# Directions for this task
Find every line in the records below that holds the word "сбыта", and copy it out.

# Supplied material
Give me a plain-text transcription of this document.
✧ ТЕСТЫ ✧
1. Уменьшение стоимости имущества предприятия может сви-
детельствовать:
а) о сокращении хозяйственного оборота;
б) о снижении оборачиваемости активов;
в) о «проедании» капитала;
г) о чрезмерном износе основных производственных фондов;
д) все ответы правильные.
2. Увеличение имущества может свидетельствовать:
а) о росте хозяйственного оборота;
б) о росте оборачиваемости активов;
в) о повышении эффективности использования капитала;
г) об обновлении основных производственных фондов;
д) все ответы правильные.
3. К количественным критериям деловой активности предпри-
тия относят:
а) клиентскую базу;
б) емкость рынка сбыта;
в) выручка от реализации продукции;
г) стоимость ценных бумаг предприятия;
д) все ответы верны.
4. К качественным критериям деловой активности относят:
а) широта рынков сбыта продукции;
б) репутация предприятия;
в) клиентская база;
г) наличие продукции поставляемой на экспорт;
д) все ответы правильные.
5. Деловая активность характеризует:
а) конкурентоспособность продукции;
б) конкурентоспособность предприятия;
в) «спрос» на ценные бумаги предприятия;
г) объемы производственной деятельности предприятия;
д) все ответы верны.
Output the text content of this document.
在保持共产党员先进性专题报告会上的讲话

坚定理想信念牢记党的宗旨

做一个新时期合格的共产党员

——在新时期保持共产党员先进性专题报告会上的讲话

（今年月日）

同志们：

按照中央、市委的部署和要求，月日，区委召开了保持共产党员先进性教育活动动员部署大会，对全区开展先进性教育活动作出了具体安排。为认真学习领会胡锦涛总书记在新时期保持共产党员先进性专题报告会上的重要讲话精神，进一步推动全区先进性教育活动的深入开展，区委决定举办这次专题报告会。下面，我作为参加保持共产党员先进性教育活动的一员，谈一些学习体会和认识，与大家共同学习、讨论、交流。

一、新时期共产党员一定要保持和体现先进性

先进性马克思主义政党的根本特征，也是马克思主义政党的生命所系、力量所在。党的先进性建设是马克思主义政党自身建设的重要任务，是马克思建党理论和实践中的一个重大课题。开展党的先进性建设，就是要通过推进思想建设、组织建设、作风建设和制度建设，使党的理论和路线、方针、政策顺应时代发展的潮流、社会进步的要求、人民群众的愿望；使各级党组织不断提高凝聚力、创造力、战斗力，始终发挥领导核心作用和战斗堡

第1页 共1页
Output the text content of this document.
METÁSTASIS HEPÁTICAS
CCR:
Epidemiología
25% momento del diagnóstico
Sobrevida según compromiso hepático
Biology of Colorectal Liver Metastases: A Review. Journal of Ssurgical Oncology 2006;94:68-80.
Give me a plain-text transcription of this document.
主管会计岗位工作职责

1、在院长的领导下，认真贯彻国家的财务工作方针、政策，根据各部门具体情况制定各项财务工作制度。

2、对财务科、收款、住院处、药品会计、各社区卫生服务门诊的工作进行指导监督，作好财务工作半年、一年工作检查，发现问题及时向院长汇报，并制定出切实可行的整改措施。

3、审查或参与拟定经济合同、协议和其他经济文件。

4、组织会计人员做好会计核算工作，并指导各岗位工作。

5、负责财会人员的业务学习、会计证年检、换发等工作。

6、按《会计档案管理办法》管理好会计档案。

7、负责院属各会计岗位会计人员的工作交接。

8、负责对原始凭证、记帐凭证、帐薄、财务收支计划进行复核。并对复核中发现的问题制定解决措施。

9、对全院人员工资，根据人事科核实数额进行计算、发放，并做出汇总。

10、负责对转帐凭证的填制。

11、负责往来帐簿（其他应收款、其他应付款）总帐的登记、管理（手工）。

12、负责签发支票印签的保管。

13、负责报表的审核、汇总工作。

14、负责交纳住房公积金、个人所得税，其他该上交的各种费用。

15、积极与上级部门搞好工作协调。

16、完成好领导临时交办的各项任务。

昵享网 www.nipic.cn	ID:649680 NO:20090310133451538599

# Written solution
б) емкость рынка сбыта;
а) широта рынков сбыта продукции;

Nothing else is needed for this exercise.